(Source text)
+++

For the last few decades there has been an increasingly louder and more urgent discussion underway in the healthcare sector –that of our aging population and moreover, the difficulties and costs involved with treating this expanding group of patients.
As critical care managers we are faced with a growing challenge to maintain a high level of quality of care within our units, while dealing with increasing numbers of vulnerable elderly patients who are susceptible to a host of infections. In addition, we must balance the patients' treatment wishes with those of their family and the medical consensus of our own team.
In this ICU Management, Dr. Csomos tackles the issue of the cost-effectiveness of providing quality care to elderly patients, while Dr. Michaelson offers some thoughts on end-of-life care for these patients. Dr. Barraco brings us the final installment of his series on elderly care with an eyeopening focus on treatment of the frail elderly.
As many of us have seen the photo of the cardiac patient covered with frozen products from a supermarket freezer, we acknowledge that cooling of patients outside of the hospital has been done. In his contribution to this issue, Mike Clumpner discusses the studies – outlining the benefits, challenges and costs attached to using therapeutic hypothermia in the pre-hospital setting.
In our Management section, Dr. Vandijck and colleagues outline ways of measuring quality of life in the ICU; while Dr. Ondategui-Parra explains what every manager should know when it comes to cost-effectiveness analysis.
Dr. Pronovost takes time out of his busy schedule to discuss the simple (and not so simple) aspects of critical care with Managing Editor Sherry Scharff and reminds us of the powers we all have to initiate change within our teams.

+++

(Entries provided)
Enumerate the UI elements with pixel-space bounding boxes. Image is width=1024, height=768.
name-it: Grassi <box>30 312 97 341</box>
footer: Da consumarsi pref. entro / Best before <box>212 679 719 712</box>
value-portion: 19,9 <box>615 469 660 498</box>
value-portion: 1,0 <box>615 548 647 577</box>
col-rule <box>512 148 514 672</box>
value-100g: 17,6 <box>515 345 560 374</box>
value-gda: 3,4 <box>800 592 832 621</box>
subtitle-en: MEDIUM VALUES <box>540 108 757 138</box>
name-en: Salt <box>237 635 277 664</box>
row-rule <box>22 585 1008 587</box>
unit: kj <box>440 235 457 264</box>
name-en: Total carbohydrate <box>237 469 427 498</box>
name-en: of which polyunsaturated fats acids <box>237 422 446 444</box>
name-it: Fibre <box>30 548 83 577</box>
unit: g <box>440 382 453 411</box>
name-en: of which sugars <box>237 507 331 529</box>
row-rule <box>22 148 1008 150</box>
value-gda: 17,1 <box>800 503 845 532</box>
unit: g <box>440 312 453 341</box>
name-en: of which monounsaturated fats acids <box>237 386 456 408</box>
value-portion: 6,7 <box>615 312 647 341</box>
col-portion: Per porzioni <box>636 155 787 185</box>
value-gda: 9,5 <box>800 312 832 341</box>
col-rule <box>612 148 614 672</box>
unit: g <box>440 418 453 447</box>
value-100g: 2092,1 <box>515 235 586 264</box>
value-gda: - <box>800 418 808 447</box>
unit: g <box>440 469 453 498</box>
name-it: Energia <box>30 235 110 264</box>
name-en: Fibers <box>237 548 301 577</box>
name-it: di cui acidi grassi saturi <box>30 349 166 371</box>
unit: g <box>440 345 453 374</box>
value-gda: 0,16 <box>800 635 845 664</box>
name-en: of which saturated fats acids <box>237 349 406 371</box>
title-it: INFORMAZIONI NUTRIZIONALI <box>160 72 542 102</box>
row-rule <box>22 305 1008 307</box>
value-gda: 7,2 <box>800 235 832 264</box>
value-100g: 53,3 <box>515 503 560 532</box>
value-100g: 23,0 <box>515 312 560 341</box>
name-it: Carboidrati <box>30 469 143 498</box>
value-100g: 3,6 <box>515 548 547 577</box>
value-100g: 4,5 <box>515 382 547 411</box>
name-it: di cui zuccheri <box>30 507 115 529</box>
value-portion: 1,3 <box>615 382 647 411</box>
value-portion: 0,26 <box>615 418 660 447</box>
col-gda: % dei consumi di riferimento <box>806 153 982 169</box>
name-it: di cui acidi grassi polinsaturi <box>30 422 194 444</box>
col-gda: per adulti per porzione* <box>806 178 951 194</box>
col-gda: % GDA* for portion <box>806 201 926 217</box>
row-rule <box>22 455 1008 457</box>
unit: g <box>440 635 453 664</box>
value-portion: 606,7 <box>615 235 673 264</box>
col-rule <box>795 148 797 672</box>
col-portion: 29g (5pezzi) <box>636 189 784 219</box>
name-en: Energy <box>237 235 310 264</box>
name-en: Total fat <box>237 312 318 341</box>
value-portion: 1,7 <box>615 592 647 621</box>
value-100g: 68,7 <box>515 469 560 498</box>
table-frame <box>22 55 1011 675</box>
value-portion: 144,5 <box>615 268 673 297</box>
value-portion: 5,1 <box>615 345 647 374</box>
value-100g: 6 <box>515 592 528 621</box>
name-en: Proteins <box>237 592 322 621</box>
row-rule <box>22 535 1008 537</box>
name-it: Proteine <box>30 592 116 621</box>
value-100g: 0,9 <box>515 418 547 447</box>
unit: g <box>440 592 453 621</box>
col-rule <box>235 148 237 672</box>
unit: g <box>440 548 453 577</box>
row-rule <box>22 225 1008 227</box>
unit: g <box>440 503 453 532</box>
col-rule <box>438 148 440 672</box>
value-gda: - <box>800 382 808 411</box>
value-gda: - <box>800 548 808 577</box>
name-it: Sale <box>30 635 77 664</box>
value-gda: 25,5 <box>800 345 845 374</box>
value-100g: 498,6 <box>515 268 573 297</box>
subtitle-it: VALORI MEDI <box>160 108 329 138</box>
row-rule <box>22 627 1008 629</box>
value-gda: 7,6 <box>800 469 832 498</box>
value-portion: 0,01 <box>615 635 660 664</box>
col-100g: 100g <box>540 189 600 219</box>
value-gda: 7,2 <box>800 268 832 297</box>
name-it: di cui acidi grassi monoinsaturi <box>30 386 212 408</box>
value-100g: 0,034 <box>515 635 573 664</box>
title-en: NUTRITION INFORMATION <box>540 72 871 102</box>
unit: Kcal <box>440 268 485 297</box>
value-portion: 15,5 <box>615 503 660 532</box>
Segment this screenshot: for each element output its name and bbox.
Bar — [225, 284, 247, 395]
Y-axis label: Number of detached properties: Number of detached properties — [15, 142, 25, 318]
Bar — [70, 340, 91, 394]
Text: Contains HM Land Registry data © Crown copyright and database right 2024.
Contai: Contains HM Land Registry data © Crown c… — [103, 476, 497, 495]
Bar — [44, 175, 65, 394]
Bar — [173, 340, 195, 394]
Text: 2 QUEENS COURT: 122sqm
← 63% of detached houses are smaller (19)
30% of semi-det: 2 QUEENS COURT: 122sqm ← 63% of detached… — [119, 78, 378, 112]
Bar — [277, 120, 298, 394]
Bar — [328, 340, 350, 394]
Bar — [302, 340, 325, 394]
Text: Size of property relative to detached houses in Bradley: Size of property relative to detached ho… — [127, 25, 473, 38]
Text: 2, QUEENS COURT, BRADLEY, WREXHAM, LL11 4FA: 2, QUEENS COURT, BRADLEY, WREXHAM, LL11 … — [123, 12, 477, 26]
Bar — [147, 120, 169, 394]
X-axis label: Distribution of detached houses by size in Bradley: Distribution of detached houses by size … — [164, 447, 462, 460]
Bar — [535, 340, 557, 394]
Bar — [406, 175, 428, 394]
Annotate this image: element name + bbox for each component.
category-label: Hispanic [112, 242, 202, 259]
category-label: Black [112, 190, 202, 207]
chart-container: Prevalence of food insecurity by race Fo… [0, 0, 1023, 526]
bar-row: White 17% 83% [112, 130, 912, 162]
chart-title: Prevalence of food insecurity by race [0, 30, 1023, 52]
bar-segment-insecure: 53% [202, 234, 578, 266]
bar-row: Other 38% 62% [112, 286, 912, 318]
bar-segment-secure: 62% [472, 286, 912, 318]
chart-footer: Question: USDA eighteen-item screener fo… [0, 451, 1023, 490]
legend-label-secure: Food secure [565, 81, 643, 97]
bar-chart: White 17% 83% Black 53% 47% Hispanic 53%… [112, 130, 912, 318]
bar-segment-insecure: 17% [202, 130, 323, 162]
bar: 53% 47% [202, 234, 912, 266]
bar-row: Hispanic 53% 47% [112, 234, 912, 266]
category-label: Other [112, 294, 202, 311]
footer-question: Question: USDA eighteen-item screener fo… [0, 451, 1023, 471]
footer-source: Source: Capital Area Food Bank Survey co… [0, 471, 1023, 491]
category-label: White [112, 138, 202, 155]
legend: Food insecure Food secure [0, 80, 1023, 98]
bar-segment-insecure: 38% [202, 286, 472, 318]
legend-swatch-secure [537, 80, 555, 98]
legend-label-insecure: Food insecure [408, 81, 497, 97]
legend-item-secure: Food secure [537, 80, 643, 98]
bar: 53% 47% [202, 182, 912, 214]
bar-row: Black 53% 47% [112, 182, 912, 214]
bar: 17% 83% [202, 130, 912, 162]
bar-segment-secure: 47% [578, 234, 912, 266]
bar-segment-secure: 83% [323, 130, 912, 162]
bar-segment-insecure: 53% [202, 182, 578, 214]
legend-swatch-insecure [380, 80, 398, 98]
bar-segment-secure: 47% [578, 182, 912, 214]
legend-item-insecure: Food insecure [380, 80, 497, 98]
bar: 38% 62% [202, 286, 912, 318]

+++

(Questions)
a) For each statement, say yes or no according to the ICU Management editorial and quote the words that decide it. (i) Dr. Michaelson writes about the cost-effectiveness of caring for elderly patients. (ii) Mike Clumpner's piece covers therapeutic hypothermia in the pre-hospital setting. (iii) Dr. Pronovost talks about critical care with Managing Editor Sherry Scharff.
b) According to the ICU Management editorial, what does Dr. Barraco contribute to this issue?
c) Continue the ICU Management editorial, starting after its last sentence.
The entries have nothing to do with the ICU Management editorial.

(Answers below)
a)
(i) No: "Dr. Csomos tackles the issue of the cost-effectiveness of providing quality care to elderly patients, while Dr. Michaelson offers some thoughts on end-of-life care for these patients."
(ii) Yes: "Mike Clumpner discusses the studies – outlining the benefits, challenges and costs attached to using therapeutic hypothermia in the pre-hospital setting."
(iii) Yes: "Dr. Pronovost takes time out of his busy schedule to discuss the simple (and not so simple) aspects of critical care with Managing Editor Sherry Scharff"

b) The final installment of his series on elderly care, focused on treatment of the frail elderly.

c)
We travel to France this issue for our Country Focus for a discussion of current trends and reforms underway in hospitals throughout the country and the healthcare system as a whole. Dr. de la Fournière and colleagues highlight how France is dealing with the problems associated with an increasing number of elderly patients within their borders in his article on governance and geriatrics. To round out this focus, Philippe El Sair describes the mandates of the organisation he heads, the national union of hospital managerial staff (SNCH): an independent group which represents all hospital managerial staff, including administrative and technical staff, as well as doctors and nurses.
The challenge of caring for a rapidly aging population is just one of the struggles foreseen in the coming decades in our field. A common thread in this issue is the need within our community of critical care providers to join together, share data, experiences and challenges. It is only through this collaborative exchange, whether it be at congresses and symposia, through associations, networks or joint research projects that we will be able to obtain our communal goal of improving efficiency, safety and quality of care despite the changing environment of our ICUs.